Write out all entries word for word.

Structured figure records

* * *

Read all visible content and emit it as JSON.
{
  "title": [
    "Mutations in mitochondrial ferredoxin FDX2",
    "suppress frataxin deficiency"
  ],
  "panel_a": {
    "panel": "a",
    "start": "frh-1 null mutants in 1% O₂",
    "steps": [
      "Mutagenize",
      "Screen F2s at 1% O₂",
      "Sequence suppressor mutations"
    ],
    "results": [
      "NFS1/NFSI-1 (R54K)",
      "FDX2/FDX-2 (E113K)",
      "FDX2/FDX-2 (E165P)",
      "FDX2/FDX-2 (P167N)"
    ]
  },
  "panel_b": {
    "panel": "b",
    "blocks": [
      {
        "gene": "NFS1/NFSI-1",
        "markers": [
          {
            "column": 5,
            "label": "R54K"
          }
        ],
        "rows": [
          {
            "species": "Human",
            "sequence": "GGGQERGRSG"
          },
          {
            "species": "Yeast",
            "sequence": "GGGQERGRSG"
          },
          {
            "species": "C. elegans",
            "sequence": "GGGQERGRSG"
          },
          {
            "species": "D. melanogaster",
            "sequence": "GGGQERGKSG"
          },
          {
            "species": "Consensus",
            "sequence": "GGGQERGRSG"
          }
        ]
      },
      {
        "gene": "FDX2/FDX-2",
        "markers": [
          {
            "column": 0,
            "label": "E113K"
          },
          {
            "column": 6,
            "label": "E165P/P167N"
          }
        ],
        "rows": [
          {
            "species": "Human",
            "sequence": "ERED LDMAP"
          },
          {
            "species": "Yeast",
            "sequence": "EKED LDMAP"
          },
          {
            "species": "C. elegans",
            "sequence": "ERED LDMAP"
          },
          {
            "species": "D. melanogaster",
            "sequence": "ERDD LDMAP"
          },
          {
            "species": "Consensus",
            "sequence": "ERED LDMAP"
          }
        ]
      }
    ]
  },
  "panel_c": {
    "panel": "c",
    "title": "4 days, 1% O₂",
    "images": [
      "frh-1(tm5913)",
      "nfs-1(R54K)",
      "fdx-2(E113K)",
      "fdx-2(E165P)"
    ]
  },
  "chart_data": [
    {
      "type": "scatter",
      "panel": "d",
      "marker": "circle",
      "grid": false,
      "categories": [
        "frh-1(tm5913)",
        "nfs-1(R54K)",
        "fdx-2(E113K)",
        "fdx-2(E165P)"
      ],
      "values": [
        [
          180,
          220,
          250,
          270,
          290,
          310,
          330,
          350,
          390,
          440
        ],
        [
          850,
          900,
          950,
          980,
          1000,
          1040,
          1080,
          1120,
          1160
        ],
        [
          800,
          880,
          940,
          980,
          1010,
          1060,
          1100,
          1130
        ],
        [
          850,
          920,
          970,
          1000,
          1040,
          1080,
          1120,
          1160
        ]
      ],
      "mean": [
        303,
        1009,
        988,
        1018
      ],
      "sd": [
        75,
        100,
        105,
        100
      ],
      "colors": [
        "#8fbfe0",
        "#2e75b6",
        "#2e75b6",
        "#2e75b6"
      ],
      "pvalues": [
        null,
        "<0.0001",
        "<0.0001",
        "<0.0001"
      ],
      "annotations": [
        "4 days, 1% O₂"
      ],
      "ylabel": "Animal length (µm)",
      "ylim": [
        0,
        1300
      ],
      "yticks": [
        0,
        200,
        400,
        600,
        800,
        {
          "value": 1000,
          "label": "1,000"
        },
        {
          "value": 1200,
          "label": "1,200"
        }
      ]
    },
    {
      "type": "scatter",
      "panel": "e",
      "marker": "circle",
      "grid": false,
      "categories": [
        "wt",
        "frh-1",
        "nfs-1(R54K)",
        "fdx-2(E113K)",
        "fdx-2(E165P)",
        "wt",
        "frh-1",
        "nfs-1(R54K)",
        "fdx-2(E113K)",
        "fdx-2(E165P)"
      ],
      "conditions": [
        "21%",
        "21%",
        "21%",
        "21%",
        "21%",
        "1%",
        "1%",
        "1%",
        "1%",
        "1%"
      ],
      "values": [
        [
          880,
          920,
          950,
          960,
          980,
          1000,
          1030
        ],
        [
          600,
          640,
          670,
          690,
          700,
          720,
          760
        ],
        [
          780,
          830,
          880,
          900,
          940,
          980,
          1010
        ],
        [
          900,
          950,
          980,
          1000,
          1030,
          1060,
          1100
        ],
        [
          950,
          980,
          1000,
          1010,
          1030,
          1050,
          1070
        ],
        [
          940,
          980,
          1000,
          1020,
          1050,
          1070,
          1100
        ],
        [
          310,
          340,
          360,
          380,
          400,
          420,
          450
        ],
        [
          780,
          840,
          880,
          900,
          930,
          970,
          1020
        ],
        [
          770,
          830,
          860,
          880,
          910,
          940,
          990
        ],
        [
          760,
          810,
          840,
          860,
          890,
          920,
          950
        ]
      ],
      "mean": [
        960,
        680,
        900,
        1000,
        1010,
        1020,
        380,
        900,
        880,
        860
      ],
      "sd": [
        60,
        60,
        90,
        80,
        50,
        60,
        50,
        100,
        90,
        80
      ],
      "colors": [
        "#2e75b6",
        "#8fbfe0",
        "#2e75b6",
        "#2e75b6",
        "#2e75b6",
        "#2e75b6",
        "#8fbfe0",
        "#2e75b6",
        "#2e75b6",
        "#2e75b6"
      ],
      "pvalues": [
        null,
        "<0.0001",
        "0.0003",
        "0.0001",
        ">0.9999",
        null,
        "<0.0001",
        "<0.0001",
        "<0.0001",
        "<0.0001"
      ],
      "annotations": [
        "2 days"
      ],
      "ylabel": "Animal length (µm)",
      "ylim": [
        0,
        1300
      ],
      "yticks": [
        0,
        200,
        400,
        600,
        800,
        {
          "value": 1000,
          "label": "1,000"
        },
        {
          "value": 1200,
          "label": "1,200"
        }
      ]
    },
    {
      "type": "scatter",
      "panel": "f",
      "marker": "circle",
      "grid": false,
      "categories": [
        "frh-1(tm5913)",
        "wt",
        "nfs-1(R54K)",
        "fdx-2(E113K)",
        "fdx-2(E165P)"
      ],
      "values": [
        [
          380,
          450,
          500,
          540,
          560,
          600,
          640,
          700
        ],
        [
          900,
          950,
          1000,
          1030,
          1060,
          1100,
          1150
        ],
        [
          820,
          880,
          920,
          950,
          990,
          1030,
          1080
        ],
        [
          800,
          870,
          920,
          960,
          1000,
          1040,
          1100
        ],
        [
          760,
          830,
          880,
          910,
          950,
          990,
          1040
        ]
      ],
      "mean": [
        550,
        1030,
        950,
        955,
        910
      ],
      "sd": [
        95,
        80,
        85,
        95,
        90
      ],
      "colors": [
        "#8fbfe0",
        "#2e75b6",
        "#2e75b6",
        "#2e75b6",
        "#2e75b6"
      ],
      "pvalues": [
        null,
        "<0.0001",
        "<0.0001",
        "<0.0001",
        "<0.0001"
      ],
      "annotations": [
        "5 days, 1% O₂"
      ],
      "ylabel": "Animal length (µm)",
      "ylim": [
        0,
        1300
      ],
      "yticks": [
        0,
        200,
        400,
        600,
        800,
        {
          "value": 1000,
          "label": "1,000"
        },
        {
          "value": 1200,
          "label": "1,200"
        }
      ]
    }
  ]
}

* * *

Answer in full
Read all visible content and emit it as JSON.
{
  "title": [
    "Mutations in mitochondrial ferredoxin FDX2",
    "suppress frataxin deficiency"
  ],
  "panel_a": {
    "panel": "a",
    "start": "frh-1 null mutants in 1% O₂",
    "steps": [
      "Mutagenize",
      "Screen F2s at 1% O₂",
      "Sequence suppressor mutations"
    ],
    "results": [
      "NFS1/NFSI-1 (R54K)",
      "FDX2/FDX-2 (E113K)",
      "FDX2/FDX-2 (E165P)",
      "FDX2/FDX-2 (P167N)"
    ]
  },
  "panel_b": {
    "panel": "b",
    "blocks": [
      {
        "gene": "NFS1/NFSI-1",
        "markers": [
          {
            "column": 5,
            "label": "R54K"
          }
        ],
        "rows": [
          {
            "species": "Human",
            "sequence": "GGGQERGRSG"
          },
          {
            "species": "Yeast",
            "sequence": "GGGQERGRSG"
          },
          {
            "species": "C. elegans",
            "sequence": "GGGQERGRSG"
          },
          {
            "species": "D. melanogaster",
            "sequence": "GGGQERGKSG"
          },
          {
            "species": "Consensus",
            "sequence": "GGGQERGRSG"
          }
        ]
      },
      {
        "gene": "FDX2/FDX-2",
        "markers": [
          {
            "column": 0,
            "label": "E113K"
          },
          {
            "column": 6,
            "label": "E165P/P167N"
          }
        ],
        "rows": [
          {
            "species": "Human",
            "sequence": "ERED LDMAP"
          },
          {
            "species": "Yeast",
            "sequence": "EKED LDMAP"
          },
          {
            "species": "C. elegans",
            "sequence": "ERED LDMAP"
          },
          {
            "species": "D. melanogaster",
            "sequence": "ERDD LDMAP"
          },
          {
            "species": "Consensus",
            "sequence": "ERED LDMAP"
          }
        ]
      }
    ]
  },
  "panel_c": {
    "panel": "c",
    "title": "4 days, 1% O₂",
    "images": [
      "frh-1(tm5913)",
      "nfs-1(R54K)",
      "fdx-2(E113K)",
      "fdx-2(E165P)"
    ]
  },
  "chart_data": [
    {
      "type": "scatter",
      "panel": "d",
      "marker": "circle",
      "grid": false,
      "categories": [
        "frh-1(tm5913)",
        "nfs-1(R54K)",
        "fdx-2(E113K)",
        "fdx-2(E165P)"
      ],
      "values": [
        [
          180,
          220,
          250,
          270,
          290,
          310,
          330,
          350,
          390,
          440
        ],
        [
          850,
          900,
          950,
          980,
          1000,
          1040,
          1080,
          1120,
          1160
        ],
        [
          800,
          880,
          940,
          980,
          1010,
          1060,
          1100,
          1130
        ],
        [
          850,
          920,
          970,
          1000,
          1040,
          1080,
          1120,
          1160
        ]
      ],
      "mean": [
        303,
        1009,
        988,
        1018
      ],
      "sd": [
        75,
        100,
        105,
        100
      ],
      "colors": [
        "#8fbfe0",
        "#2e75b6",
        "#2e75b6",
        "#2e75b6"
      ],
      "pvalues": [
        null,
        "<0.0001",
        "<0.0001",
        "<0.0001"
      ],
      "annotations": [
        "4 days, 1% O₂"
      ],
      "ylabel": "Animal length (µm)",
      "ylim": [
        0,
        1300
      ],
      "yticks": [
        0,
        200,
        400,
        600,
        800,
        {
          "value": 1000,
          "label": "1,000"
        },
        {
          "value": 1200,
          "label": "1,200"
        }
      ]
    },
    {
      "type": "scatter",
      "panel": "e",
      "marker": "circle",
      "grid": false,
      "categories": [
        "wt",
        "frh-1",
        "nfs-1(R54K)",
        "fdx-2(E113K)",
        "fdx-2(E165P)",
        "wt",
        "frh-1",
        "nfs-1(R54K)",
        "fdx-2(E113K)",
        "fdx-2(E165P)"
      ],
      "conditions": [
        "21%",
        "21%",
        "21%",
        "21%",
        "21%",
        "1%",
        "1%",
        "1%",
        "1%",
        "1%"
      ],
      "values": [
        [
          880,
          920,
          950,
          960,
          980,
          1000,
          1030
        ],
        [
          600,
          640,
          670,
          690,
          700,
          720,
          760
        ],
        [
          780,
          830,
          880,
          900,
          940,
          980,
          1010
        ],
        [
          900,
          950,
          980,
          1000,
          1030,
          1060,
          1100
        ],
        [
          950,
          980,
          1000,
          1010,
          1030,
          1050,
          1070
        ],
        [
          940,
          980,
          1000,
          1020,
          1050,
          1070,
          1100
        ],
        [
          310,
          340,
          360,
          380,
          400,
          420,
          450
        ],
        [
          780,
          840,
          880,
          900,
          930,
          970,
          1020
        ],
        [
          770,
          830,
          860,
          880,
          910,
          940,
          990
        ],
        [
          760,
          810,
          840,
          860,
          890,
          920,
          950
        ]
      ],
      "mean": [
        960,
        680,
        900,
        1000,
        1010,
        1020,
        380,
        900,
        880,
        860
      ],
      "sd": [
        60,
        60,
        90,
        80,
        50,
        60,
        50,
        100,
        90,
        80
      ],
      "colors": [
        "#2e75b6",
        "#8fbfe0",
        "#2e75b6",
        "#2e75b6",
        "#2e75b6",
        "#2e75b6",
        "#8fbfe0",
        "#2e75b6",
        "#2e75b6",
        "#2e75b6"
      ],
      "pvalues": [
        null,
        "<0.0001",
        "0.0003",
        "0.0001",
        ">0.9999",
        null,
        "<0.0001",
        "<0.0001",
        "<0.0001",
        "<0.0001"
      ],
      "annotations": [
        "2 days"
      ],
      "ylabel": "Animal length (µm)",
      "ylim": [
        0,
        1300
      ],
      "yticks": [
        0,
        200,
        400,
        600,
        800,
        {
          "value": 1000,
          "label": "1,000"
        },
        {
          "value": 1200,
          "label": "1,200"
        }
      ]
    },
    {
      "type": "scatter",
      "panel": "f",
      "marker": "circle",
      "grid": false,
      "categories": [
        "frh-1(tm5913)",
        "wt",
        "nfs-1(R54K)",
        "fdx-2(E113K)",
        "fdx-2(E165P)"
      ],
      "values": [
        [
          380,
          450,
          500,
          540,
          560,
          600,
          640,
          700
        ],
        [
          900,
          950,
          1000,
          1030,
          1060,
          1100,
          1150
        ],
        [
          820,
          880,
          920,
          950,
          990,
          1030,
          1080
        ],
        [
          800,
          870,
          920,
          960,
          1000,
          1040,
          1100
        ],
        [
          760,
          830,
          880,
          910,
          950,
          990,
          1040
        ]
      ],
      "mean": [
        550,
        1030,
        950,
        955,
        910
      ],
      "sd": [
        95,
        80,
        85,
        95,
        90
      ],
      "colors": [
        "#8fbfe0",
        "#2e75b6",
        "#2e75b6",
        "#2e75b6",
        "#2e75b6"
      ],
      "pvalues": [
        null,
        "<0.0001",
        "<0.0001",
        "<0.0001",
        "<0.0001"
      ],
      "annotations": [
        "5 days, 1% O₂"
      ],
      "ylabel": "Animal length (µm)",
      "ylim": [
        0,
        1300
      ],
      "yticks": [
        0,
        200,
        400,
        600,
        800,
        {
          "value": 1000,
          "label": "1,000"
        },
        {
          "value": 1200,
          "label": "1,200"
        }
      ]
    }
  ]
}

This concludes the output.